+++ SUPPLIED DATA
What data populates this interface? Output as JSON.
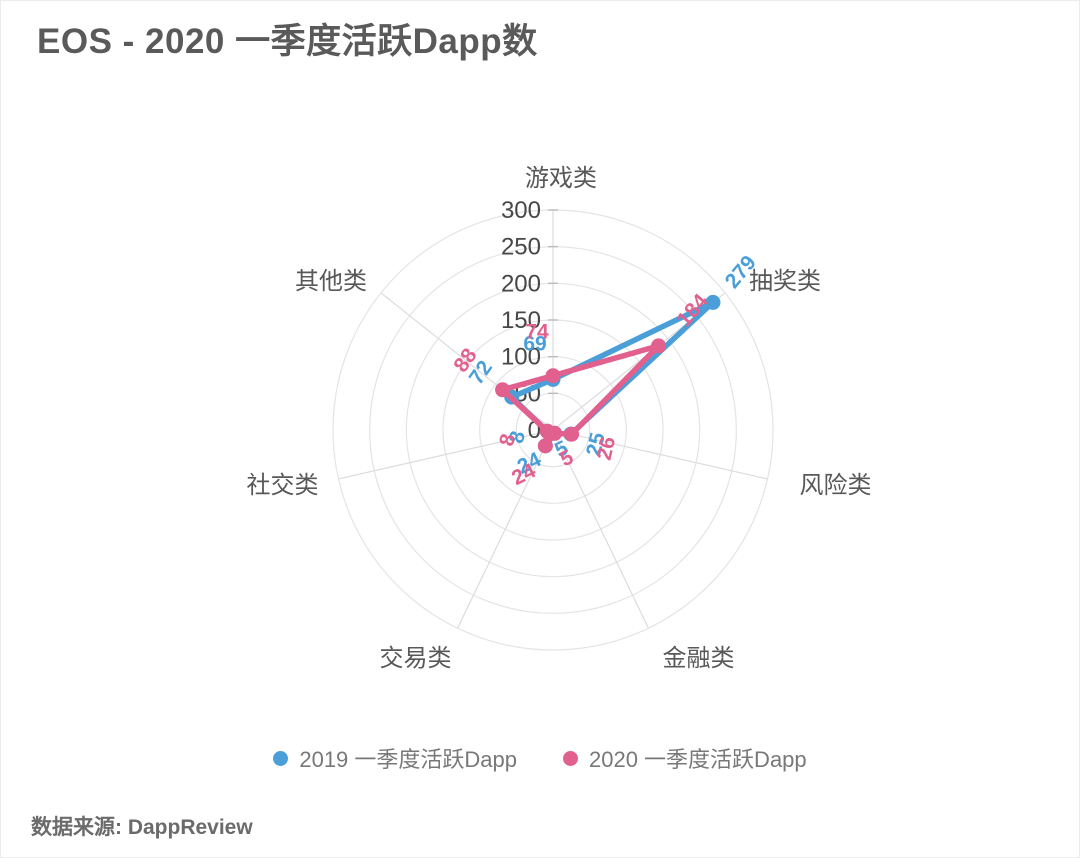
{
  "title": "EOS - 2020 一季度活跃Dapp数",
  "source": "数据来源: DappReview",
  "colors": {
    "series_2019": "#4a9fd9",
    "series_2020": "#e2608e",
    "grid_ring": "#e4e4e4",
    "axis_spoke": "#dcdcdc",
    "tick_mark": "#bcbcbc",
    "tick_label": "#474747",
    "category_label": "#585858",
    "title_text": "#5a5a5a",
    "legend_text": "#787878",
    "source_text": "#6b6b6b"
  },
  "legend": [
    {
      "label": "2019 一季度活跃Dapp",
      "color": "#4a9fd9"
    },
    {
      "label": "2020 一季度活跃Dapp",
      "color": "#e2608e"
    }
  ],
  "chart_data": {
    "type": "radar",
    "title": "EOS - 2020 一季度活跃Dapp数",
    "categories": [
      "游戏类",
      "抽奖类",
      "风险类",
      "金融类",
      "交易类",
      "社交类",
      "其他类"
    ],
    "series": [
      {
        "name": "2019 一季度活跃Dapp",
        "color": "#4a9fd9",
        "values": [
          69,
          279,
          25,
          5,
          24,
          8,
          72
        ]
      },
      {
        "name": "2020 一季度活跃Dapp",
        "color": "#e2608e",
        "values": [
          74,
          184,
          26,
          5,
          24,
          8,
          88
        ]
      }
    ],
    "radial_ticks": [
      0,
      50,
      100,
      150,
      200,
      250,
      300
    ],
    "max": 300,
    "grid": "circular",
    "legend_position": "bottom"
  }
}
++++++
CHALLENGE
Retype all the records shown above, character for character. Omit every picture.

TASK OUTPUT
What data populates this interface? Output as JSON.
{
  "title": "EOS - 2020 一季度活跃Dapp数",
  "source": "数据来源: DappReview",
  "colors": {
    "series_2019": "#4a9fd9",
    "series_2020": "#e2608e",
    "grid_ring": "#e4e4e4",
    "axis_spoke": "#dcdcdc",
    "tick_mark": "#bcbcbc",
    "tick_label": "#474747",
    "category_label": "#585858",
    "title_text": "#5a5a5a",
    "legend_text": "#787878",
    "source_text": "#6b6b6b"
  },
  "legend": [
    {
      "label": "2019 一季度活跃Dapp",
      "color": "#4a9fd9"
    },
    {
      "label": "2020 一季度活跃Dapp",
      "color": "#e2608e"
    }
  ],
  "chart_data": {
    "type": "radar",
    "title": "EOS - 2020 一季度活跃Dapp数",
    "categories": [
      "游戏类",
      "抽奖类",
      "风险类",
      "金融类",
      "交易类",
      "社交类",
      "其他类"
    ],
    "series": [
      {
        "name": "2019 一季度活跃Dapp",
        "color": "#4a9fd9",
        "values": [
          69,
          279,
          25,
          5,
          24,
          8,
          72
        ]
      },
      {
        "name": "2020 一季度活跃Dapp",
        "color": "#e2608e",
        "values": [
          74,
          184,
          26,
          5,
          24,
          8,
          88
        ]
      }
    ],
    "radial_ticks": [
      0,
      50,
      100,
      150,
      200,
      250,
      300
    ],
    "max": 300,
    "grid": "circular",
    "legend_position": "bottom"
  }
}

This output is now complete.